**WHAT NEEDS TO BE DONE**.
Images are excluded; otherwise, output every record exactly.

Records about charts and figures
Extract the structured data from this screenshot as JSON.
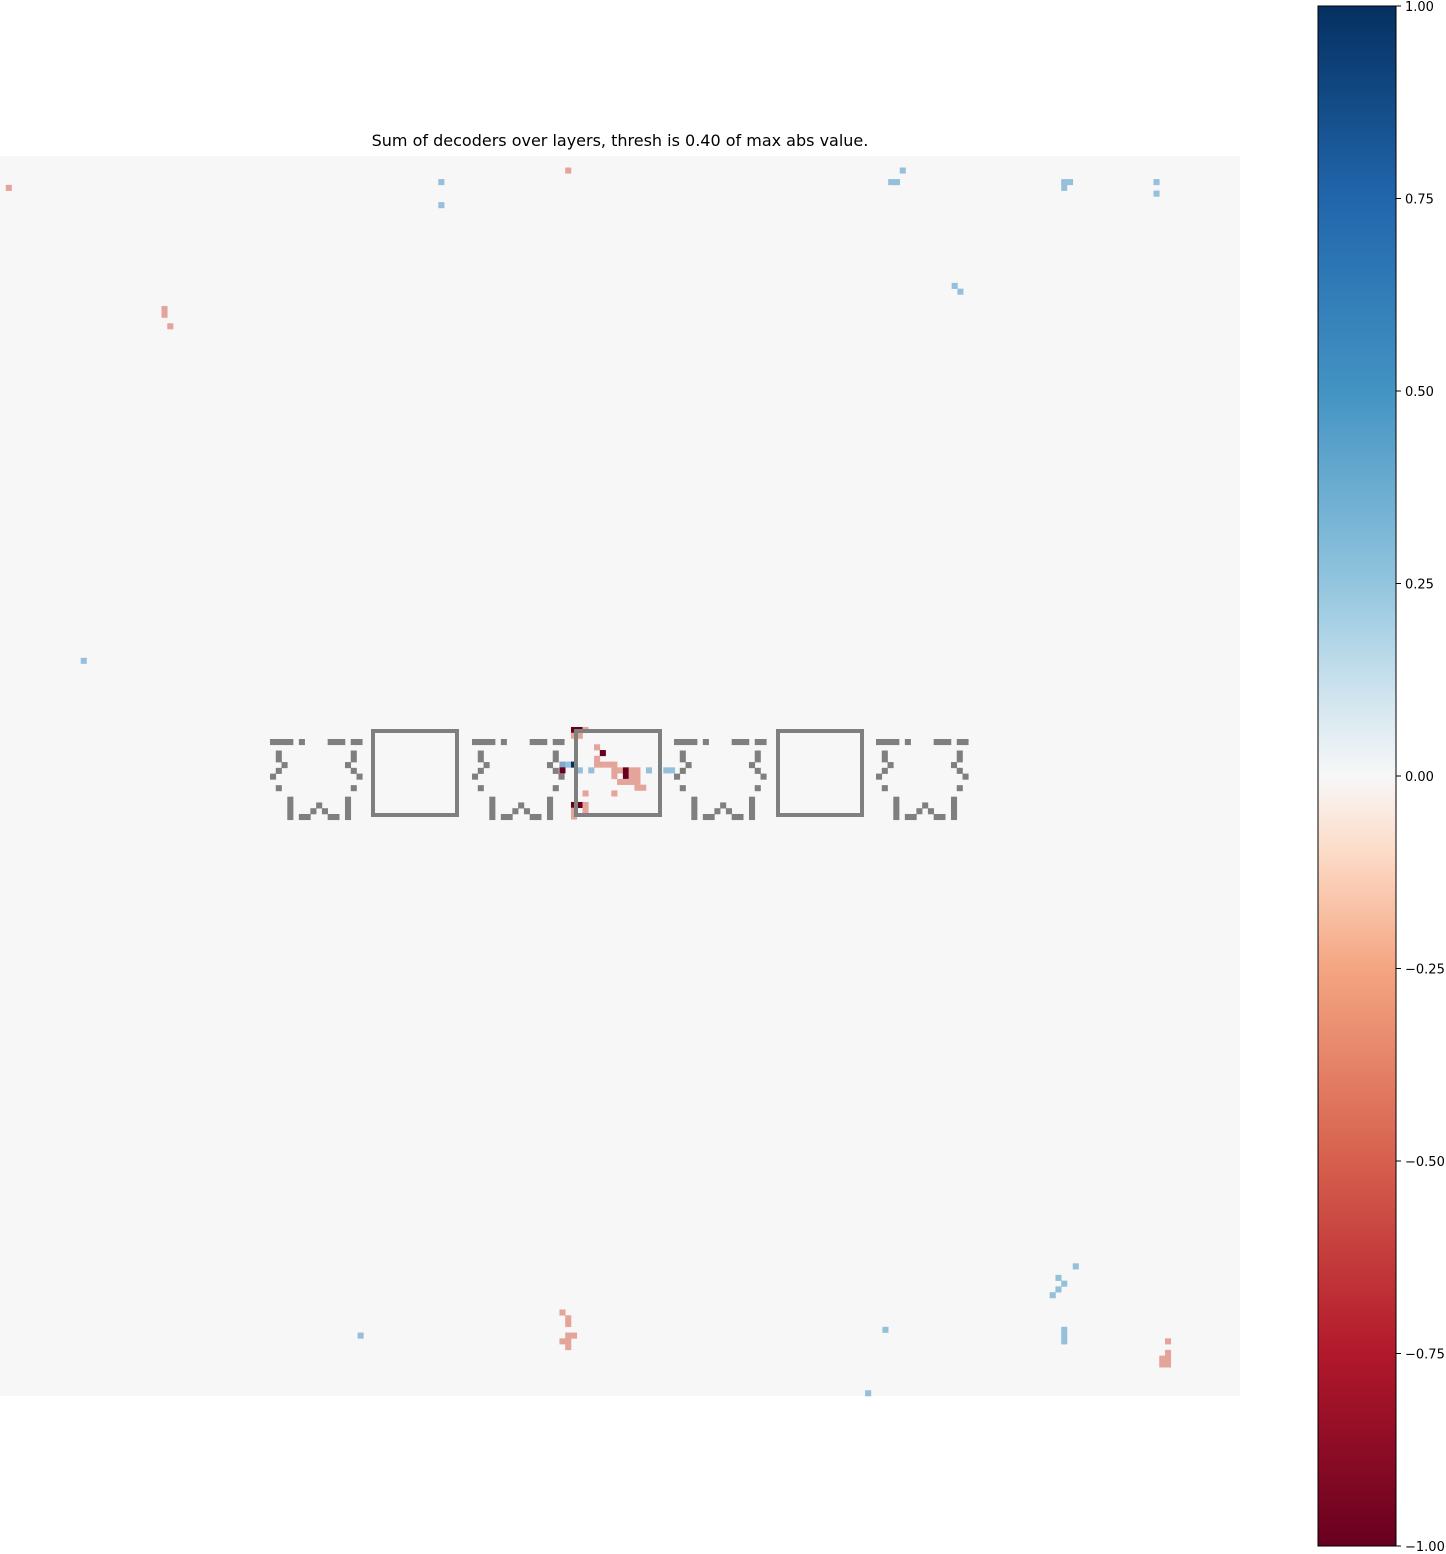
{
  "chart_data": {
    "type": "heatmap",
    "title": "Sum of decoders over layers, thresh is 0.40 of max abs value.",
    "grid": false,
    "colormap": "RdBu",
    "background_color": "#f7f7f7",
    "overlay_color": "#7f7f7f",
    "colorbar": {
      "position": "right",
      "vmin": -1.0,
      "vmax": 1.0,
      "ticks": [
        1.0,
        0.75,
        0.5,
        0.25,
        0.0,
        -0.25,
        -0.5,
        -0.75,
        -1.0
      ],
      "tick_labels": [
        "1.00",
        "0.75",
        "0.50",
        "0.25",
        "0.00",
        "−0.25",
        "−0.50",
        "−0.75",
        "−1.00"
      ],
      "stops": [
        {
          "value": -1.0,
          "color": "#67001f"
        },
        {
          "value": -0.75,
          "color": "#b2182b"
        },
        {
          "value": -0.5,
          "color": "#d6604d"
        },
        {
          "value": -0.25,
          "color": "#f4a582"
        },
        {
          "value": -0.1,
          "color": "#fddbc7"
        },
        {
          "value": 0.0,
          "color": "#f7f7f7"
        },
        {
          "value": 0.1,
          "color": "#d1e5f0"
        },
        {
          "value": 0.25,
          "color": "#92c5de"
        },
        {
          "value": 0.5,
          "color": "#4393c3"
        },
        {
          "value": 0.75,
          "color": "#2166ac"
        },
        {
          "value": 1.0,
          "color": "#053061"
        }
      ]
    },
    "grid_size": [
      215,
      215
    ],
    "cells": [
      {
        "col": 1,
        "row": 5,
        "value": -0.5
      },
      {
        "col": 76,
        "row": 4,
        "value": 0.5
      },
      {
        "col": 76,
        "row": 8,
        "value": 0.5
      },
      {
        "col": 98,
        "row": 2,
        "value": -0.5
      },
      {
        "col": 155,
        "row": 4,
        "value": 0.5
      },
      {
        "col": 154,
        "row": 4,
        "value": 0.5
      },
      {
        "col": 156,
        "row": 2,
        "value": 0.5
      },
      {
        "col": 184,
        "row": 4,
        "value": 0.5
      },
      {
        "col": 185,
        "row": 4,
        "value": 0.5
      },
      {
        "col": 184,
        "row": 5,
        "value": 0.5
      },
      {
        "col": 200,
        "row": 4,
        "value": 0.5
      },
      {
        "col": 200,
        "row": 6,
        "value": 0.5
      },
      {
        "col": 28,
        "row": 26,
        "value": -0.5
      },
      {
        "col": 28,
        "row": 27,
        "value": -0.5
      },
      {
        "col": 29,
        "row": 29,
        "value": -0.5
      },
      {
        "col": 165,
        "row": 22,
        "value": 0.5
      },
      {
        "col": 166,
        "row": 23,
        "value": 0.5
      },
      {
        "col": 14,
        "row": 87,
        "value": 0.5
      },
      {
        "col": 99,
        "row": 99,
        "value": -1.0
      },
      {
        "col": 100,
        "row": 99,
        "value": -1.0
      },
      {
        "col": 101,
        "row": 99,
        "value": -0.5
      },
      {
        "col": 99,
        "row": 100,
        "value": -0.5
      },
      {
        "col": 100,
        "row": 100,
        "value": -0.5
      },
      {
        "col": 103,
        "row": 102,
        "value": -0.5
      },
      {
        "col": 104,
        "row": 103,
        "value": -1.0
      },
      {
        "col": 103,
        "row": 104,
        "value": -0.5
      },
      {
        "col": 103,
        "row": 105,
        "value": -0.5
      },
      {
        "col": 104,
        "row": 105,
        "value": -0.5
      },
      {
        "col": 105,
        "row": 105,
        "value": -0.5
      },
      {
        "col": 106,
        "row": 105,
        "value": -0.5
      },
      {
        "col": 106,
        "row": 106,
        "value": -0.5
      },
      {
        "col": 107,
        "row": 106,
        "value": -0.5
      },
      {
        "col": 108,
        "row": 106,
        "value": -1.0
      },
      {
        "col": 106,
        "row": 107,
        "value": -0.5
      },
      {
        "col": 108,
        "row": 107,
        "value": -1.0
      },
      {
        "col": 109,
        "row": 106,
        "value": -0.5
      },
      {
        "col": 110,
        "row": 106,
        "value": -0.5
      },
      {
        "col": 109,
        "row": 107,
        "value": -0.5
      },
      {
        "col": 110,
        "row": 107,
        "value": -0.5
      },
      {
        "col": 107,
        "row": 108,
        "value": -0.5
      },
      {
        "col": 108,
        "row": 108,
        "value": -0.5
      },
      {
        "col": 109,
        "row": 108,
        "value": -0.5
      },
      {
        "col": 110,
        "row": 108,
        "value": -0.5
      },
      {
        "col": 110,
        "row": 109,
        "value": -0.5
      },
      {
        "col": 111,
        "row": 109,
        "value": -0.5
      },
      {
        "col": 97,
        "row": 105,
        "value": 0.75
      },
      {
        "col": 98,
        "row": 105,
        "value": 0.5
      },
      {
        "col": 99,
        "row": 105,
        "value": 1.0
      },
      {
        "col": 100,
        "row": 106,
        "value": 0.5
      },
      {
        "col": 102,
        "row": 106,
        "value": 0.5
      },
      {
        "col": 112,
        "row": 106,
        "value": 0.5
      },
      {
        "col": 115,
        "row": 106,
        "value": 0.5
      },
      {
        "col": 116,
        "row": 106,
        "value": 0.5
      },
      {
        "col": 97,
        "row": 106,
        "value": -1.0
      },
      {
        "col": 101,
        "row": 110,
        "value": -0.5
      },
      {
        "col": 106,
        "row": 110,
        "value": -0.5
      },
      {
        "col": 99,
        "row": 112,
        "value": -1.0
      },
      {
        "col": 100,
        "row": 112,
        "value": -1.0
      },
      {
        "col": 101,
        "row": 112,
        "value": -0.5
      },
      {
        "col": 99,
        "row": 113,
        "value": -0.5
      },
      {
        "col": 101,
        "row": 113,
        "value": -0.5
      },
      {
        "col": 99,
        "row": 114,
        "value": -0.5
      },
      {
        "col": 186,
        "row": 192,
        "value": 0.5
      },
      {
        "col": 183,
        "row": 194,
        "value": 0.5
      },
      {
        "col": 184,
        "row": 195,
        "value": 0.5
      },
      {
        "col": 183,
        "row": 196,
        "value": 0.5
      },
      {
        "col": 182,
        "row": 197,
        "value": 0.5
      },
      {
        "col": 97,
        "row": 200,
        "value": -0.5
      },
      {
        "col": 98,
        "row": 201,
        "value": -0.5
      },
      {
        "col": 98,
        "row": 202,
        "value": -0.5
      },
      {
        "col": 98,
        "row": 204,
        "value": -0.5
      },
      {
        "col": 99,
        "row": 204,
        "value": -0.5
      },
      {
        "col": 98,
        "row": 205,
        "value": -0.5
      },
      {
        "col": 97,
        "row": 205,
        "value": -0.5
      },
      {
        "col": 98,
        "row": 206,
        "value": -0.5
      },
      {
        "col": 62,
        "row": 204,
        "value": 0.5
      },
      {
        "col": 153,
        "row": 203,
        "value": 0.5
      },
      {
        "col": 184,
        "row": 203,
        "value": 0.5
      },
      {
        "col": 184,
        "row": 204,
        "value": 0.5
      },
      {
        "col": 184,
        "row": 205,
        "value": 0.5
      },
      {
        "col": 150,
        "row": 214,
        "value": 0.5
      },
      {
        "col": 202,
        "row": 205,
        "value": -0.5
      },
      {
        "col": 202,
        "row": 207,
        "value": -0.5
      },
      {
        "col": 202,
        "row": 208,
        "value": -0.5
      },
      {
        "col": 201,
        "row": 208,
        "value": -0.5
      },
      {
        "col": 201,
        "row": 209,
        "value": -0.5
      },
      {
        "col": 202,
        "row": 209,
        "value": -0.5
      }
    ]
  }
}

**THE COMPLETED TASK**.
Extract the structured data from this screenshot as JSON.
{
  "chart_data": {
    "type": "heatmap",
    "title": "Sum of decoders over layers, thresh is 0.40 of max abs value.",
    "grid": false,
    "colormap": "RdBu",
    "background_color": "#f7f7f7",
    "overlay_color": "#7f7f7f",
    "colorbar": {
      "position": "right",
      "vmin": -1.0,
      "vmax": 1.0,
      "ticks": [
        1.0,
        0.75,
        0.5,
        0.25,
        0.0,
        -0.25,
        -0.5,
        -0.75,
        -1.0
      ],
      "tick_labels": [
        "1.00",
        "0.75",
        "0.50",
        "0.25",
        "0.00",
        "−0.25",
        "−0.50",
        "−0.75",
        "−1.00"
      ],
      "stops": [
        {
          "value": -1.0,
          "color": "#67001f"
        },
        {
          "value": -0.75,
          "color": "#b2182b"
        },
        {
          "value": -0.5,
          "color": "#d6604d"
        },
        {
          "value": -0.25,
          "color": "#f4a582"
        },
        {
          "value": -0.1,
          "color": "#fddbc7"
        },
        {
          "value": 0.0,
          "color": "#f7f7f7"
        },
        {
          "value": 0.1,
          "color": "#d1e5f0"
        },
        {
          "value": 0.25,
          "color": "#92c5de"
        },
        {
          "value": 0.5,
          "color": "#4393c3"
        },
        {
          "value": 0.75,
          "color": "#2166ac"
        },
        {
          "value": 1.0,
          "color": "#053061"
        }
      ]
    },
    "grid_size": [
      215,
      215
    ],
    "cells": [
      {
        "col": 1,
        "row": 5,
        "value": -0.5
      },
      {
        "col": 76,
        "row": 4,
        "value": 0.5
      },
      {
        "col": 76,
        "row": 8,
        "value": 0.5
      },
      {
        "col": 98,
        "row": 2,
        "value": -0.5
      },
      {
        "col": 155,
        "row": 4,
        "value": 0.5
      },
      {
        "col": 154,
        "row": 4,
        "value": 0.5
      },
      {
        "col": 156,
        "row": 2,
        "value": 0.5
      },
      {
        "col": 184,
        "row": 4,
        "value": 0.5
      },
      {
        "col": 185,
        "row": 4,
        "value": 0.5
      },
      {
        "col": 184,
        "row": 5,
        "value": 0.5
      },
      {
        "col": 200,
        "row": 4,
        "value": 0.5
      },
      {
        "col": 200,
        "row": 6,
        "value": 0.5
      },
      {
        "col": 28,
        "row": 26,
        "value": -0.5
      },
      {
        "col": 28,
        "row": 27,
        "value": -0.5
      },
      {
        "col": 29,
        "row": 29,
        "value": -0.5
      },
      {
        "col": 165,
        "row": 22,
        "value": 0.5
      },
      {
        "col": 166,
        "row": 23,
        "value": 0.5
      },
      {
        "col": 14,
        "row": 87,
        "value": 0.5
      },
      {
        "col": 99,
        "row": 99,
        "value": -1.0
      },
      {
        "col": 100,
        "row": 99,
        "value": -1.0
      },
      {
        "col": 101,
        "row": 99,
        "value": -0.5
      },
      {
        "col": 99,
        "row": 100,
        "value": -0.5
      },
      {
        "col": 100,
        "row": 100,
        "value": -0.5
      },
      {
        "col": 103,
        "row": 102,
        "value": -0.5
      },
      {
        "col": 104,
        "row": 103,
        "value": -1.0
      },
      {
        "col": 103,
        "row": 104,
        "value": -0.5
      },
      {
        "col": 103,
        "row": 105,
        "value": -0.5
      },
      {
        "col": 104,
        "row": 105,
        "value": -0.5
      },
      {
        "col": 105,
        "row": 105,
        "value": -0.5
      },
      {
        "col": 106,
        "row": 105,
        "value": -0.5
      },
      {
        "col": 106,
        "row": 106,
        "value": -0.5
      },
      {
        "col": 107,
        "row": 106,
        "value": -0.5
      },
      {
        "col": 108,
        "row": 106,
        "value": -1.0
      },
      {
        "col": 106,
        "row": 107,
        "value": -0.5
      },
      {
        "col": 108,
        "row": 107,
        "value": -1.0
      },
      {
        "col": 109,
        "row": 106,
        "value": -0.5
      },
      {
        "col": 110,
        "row": 106,
        "value": -0.5
      },
      {
        "col": 109,
        "row": 107,
        "value": -0.5
      },
      {
        "col": 110,
        "row": 107,
        "value": -0.5
      },
      {
        "col": 107,
        "row": 108,
        "value": -0.5
      },
      {
        "col": 108,
        "row": 108,
        "value": -0.5
      },
      {
        "col": 109,
        "row": 108,
        "value": -0.5
      },
      {
        "col": 110,
        "row": 108,
        "value": -0.5
      },
      {
        "col": 110,
        "row": 109,
        "value": -0.5
      },
      {
        "col": 111,
        "row": 109,
        "value": -0.5
      },
      {
        "col": 97,
        "row": 105,
        "value": 0.75
      },
      {
        "col": 98,
        "row": 105,
        "value": 0.5
      },
      {
        "col": 99,
        "row": 105,
        "value": 1.0
      },
      {
        "col": 100,
        "row": 106,
        "value": 0.5
      },
      {
        "col": 102,
        "row": 106,
        "value": 0.5
      },
      {
        "col": 112,
        "row": 106,
        "value": 0.5
      },
      {
        "col": 115,
        "row": 106,
        "value": 0.5
      },
      {
        "col": 116,
        "row": 106,
        "value": 0.5
      },
      {
        "col": 97,
        "row": 106,
        "value": -1.0
      },
      {
        "col": 101,
        "row": 110,
        "value": -0.5
      },
      {
        "col": 106,
        "row": 110,
        "value": -0.5
      },
      {
        "col": 99,
        "row": 112,
        "value": -1.0
      },
      {
        "col": 100,
        "row": 112,
        "value": -1.0
      },
      {
        "col": 101,
        "row": 112,
        "value": -0.5
      },
      {
        "col": 99,
        "row": 113,
        "value": -0.5
      },
      {
        "col": 101,
        "row": 113,
        "value": -0.5
      },
      {
        "col": 99,
        "row": 114,
        "value": -0.5
      },
      {
        "col": 186,
        "row": 192,
        "value": 0.5
      },
      {
        "col": 183,
        "row": 194,
        "value": 0.5
      },
      {
        "col": 184,
        "row": 195,
        "value": 0.5
      },
      {
        "col": 183,
        "row": 196,
        "value": 0.5
      },
      {
        "col": 182,
        "row": 197,
        "value": 0.5
      },
      {
        "col": 97,
        "row": 200,
        "value": -0.5
      },
      {
        "col": 98,
        "row": 201,
        "value": -0.5
      },
      {
        "col": 98,
        "row": 202,
        "value": -0.5
      },
      {
        "col": 98,
        "row": 204,
        "value": -0.5
      },
      {
        "col": 99,
        "row": 204,
        "value": -0.5
      },
      {
        "col": 98,
        "row": 205,
        "value": -0.5
      },
      {
        "col": 97,
        "row": 205,
        "value": -0.5
      },
      {
        "col": 98,
        "row": 206,
        "value": -0.5
      },
      {
        "col": 62,
        "row": 204,
        "value": 0.5
      },
      {
        "col": 153,
        "row": 203,
        "value": 0.5
      },
      {
        "col": 184,
        "row": 203,
        "value": 0.5
      },
      {
        "col": 184,
        "row": 204,
        "value": 0.5
      },
      {
        "col": 184,
        "row": 205,
        "value": 0.5
      },
      {
        "col": 150,
        "row": 214,
        "value": 0.5
      },
      {
        "col": 202,
        "row": 205,
        "value": -0.5
      },
      {
        "col": 202,
        "row": 207,
        "value": -0.5
      },
      {
        "col": 202,
        "row": 208,
        "value": -0.5
      },
      {
        "col": 201,
        "row": 208,
        "value": -0.5
      },
      {
        "col": 201,
        "row": 209,
        "value": -0.5
      },
      {
        "col": 202,
        "row": 209,
        "value": -0.5
      }
    ]
  }
}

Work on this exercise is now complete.